Find the line containing "Read this page and output its text content.". Return it and every line after it, unchanged, up to and including the last line.
---+---
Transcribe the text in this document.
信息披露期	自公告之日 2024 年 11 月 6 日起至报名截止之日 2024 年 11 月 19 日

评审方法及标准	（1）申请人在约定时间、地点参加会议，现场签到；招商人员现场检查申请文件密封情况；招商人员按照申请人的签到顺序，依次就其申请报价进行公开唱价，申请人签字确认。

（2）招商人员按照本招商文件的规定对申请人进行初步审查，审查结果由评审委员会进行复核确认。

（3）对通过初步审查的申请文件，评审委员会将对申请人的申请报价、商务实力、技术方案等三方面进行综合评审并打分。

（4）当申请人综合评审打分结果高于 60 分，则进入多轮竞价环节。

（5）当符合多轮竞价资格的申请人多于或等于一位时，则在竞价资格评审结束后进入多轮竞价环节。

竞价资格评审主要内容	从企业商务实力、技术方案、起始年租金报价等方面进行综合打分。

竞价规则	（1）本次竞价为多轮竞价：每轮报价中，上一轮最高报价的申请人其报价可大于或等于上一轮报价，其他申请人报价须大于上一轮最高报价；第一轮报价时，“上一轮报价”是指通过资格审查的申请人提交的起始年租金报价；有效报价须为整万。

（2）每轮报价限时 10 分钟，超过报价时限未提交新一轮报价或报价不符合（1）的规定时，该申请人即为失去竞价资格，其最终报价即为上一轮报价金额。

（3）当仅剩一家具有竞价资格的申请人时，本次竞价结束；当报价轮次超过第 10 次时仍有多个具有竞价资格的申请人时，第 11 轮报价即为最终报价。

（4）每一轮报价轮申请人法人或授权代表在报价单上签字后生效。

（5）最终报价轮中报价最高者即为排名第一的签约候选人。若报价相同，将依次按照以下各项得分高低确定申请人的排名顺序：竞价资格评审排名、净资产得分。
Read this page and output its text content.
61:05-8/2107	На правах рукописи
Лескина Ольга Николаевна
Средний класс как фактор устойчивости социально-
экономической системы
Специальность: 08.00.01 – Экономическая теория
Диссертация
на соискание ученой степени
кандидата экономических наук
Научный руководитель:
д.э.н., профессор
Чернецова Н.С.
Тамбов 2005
---+---
▶ [TASK ANSWER]:
Read this page and output its text content.
61:05-8/2107	На правах рукописи
Лескина Ольга Николаевна
Средний класс как фактор устойчивости социально-
экономической системы
Специальность: 08.00.01 – Экономическая теория
Диссертация
на соискание ученой степени
кандидата экономических наук
Научный руководитель:
д.э.н., профессор
Чернецова Н.С.
Тамбов 2005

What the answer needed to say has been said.